EXTRACT TO READ:
◇ ◇ ◇ ◇
A pseudocode algorithm was provided for this step, though it still left a lot of room for interpretation in the actual implementation.
As with sort formation, a lot of time was spent figuring out what data structures could best represent the various objects and collections in the algorithm to balance efficiency and how directly we could follow the pseudocode. The main things we need to represent are the transitions $A.P$, the transition set $TS$, and the set of unique object states $OS$. In $OS$, we again represent unique states in a list of sets to enable straightforward merging of identical states, and as such need an auxiliary hashmap to track pointers mapping $A.P$s to their start and end states.
Step 1 data structures
@dataclass
class AP:
"""Action.Position (of object parameter). Position is 1-indexed."""
action: Action
pos: int # NOTE: 1-indexed
sort: int
def __repr__(self) -> str:
return f"{self.action.name}.{self.pos}"
def __hash__(self):
return hash(self.action.name + str(self.pos))
def __eq__(self, other):
return hash(self) == hash(other)
class StatePointers(NamedTuple):
start: int
end: int
def __repr__(self) -> str:
return f"({self.start} -> {self.end})"
Sorts = Dict[str, int] # {obj_name: sort}
APStatePointers = Dict[int, Dict[AP, StatePointers]] # {sort: {AP: APStates}}
OSType = Dict[int, List[Set[int]]] # {sort: [{states}]}
TSType = Dict[int, Dict[PlanningObject, List[AP]]] # {sort: {obj: [AP]}}
...
# initialize the state set OS and transition set TS
OS: OSType = defaultdict(list)
TS: TSType = defaultdict(dict)
# track pointers mapping A.P to its start and end states
ap_state_pointers = defaultdict(dict)
In the algorithm, the first step (1) is covered by the initialization shown above. The second step (2), iterating over the action sequence for each object, requires first partitioning the action sequence accordingly.
Partitioning action sequence
# collect action sequences for each object
obj_traces: Dict[PlanningObject, List[AP]] = defaultdict(list)
for obs in obs_trace:
action = obs.action
if action is not None:
# add the step for the zero-object
obj_traces[zero_obj].append(AP(action, pos=0, sort=0))
# for each combination of action name A and argument pos P
for j, obj in enumerate(action.obj_params):
# create transition A.P
ap = AP(action, pos=j + 1, sort=sorts[obj.name])
obj_traces[obj].append(ap)
◇ ◇ ◇ ◇
DATA EXCERPT:
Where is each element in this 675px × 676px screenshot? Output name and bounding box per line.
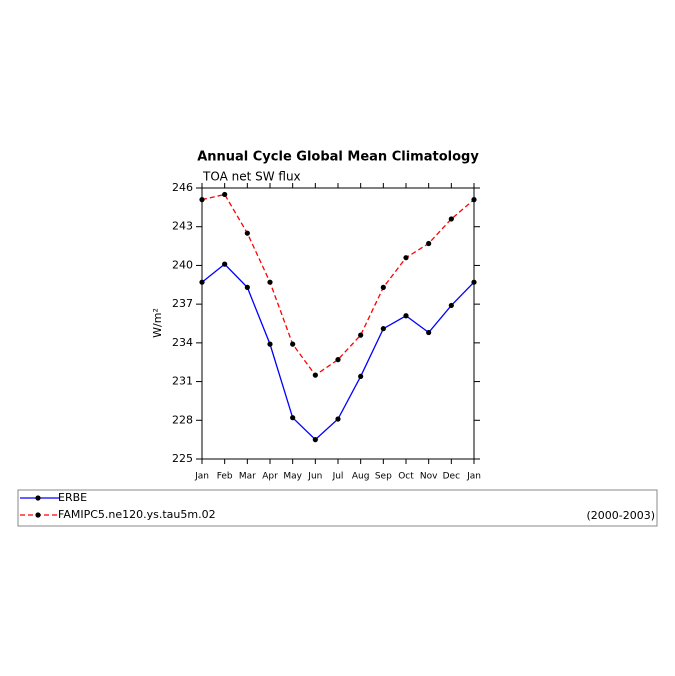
◇ ◇ ◇ ◇
EXERCISE BRIEF: From the text on the algorithm's data structures, return the part from "# track pointers" up to and including "List[AP]] = defaultdict(list)", copied word for word.

TASK SOLUTION:
# track pointers mapping A.P to its start and end states
ap_state_pointers = defaultdict(dict)
In the algorithm, the first step (1) is covered by the initialization shown above. The second step (2), iterating over the action sequence for each object, requires first partitioning the action sequence accordingly.
Partitioning action sequence
# collect action sequences for each object
obj_traces: Dict[PlanningObject, List[AP]] = defaultdict(list)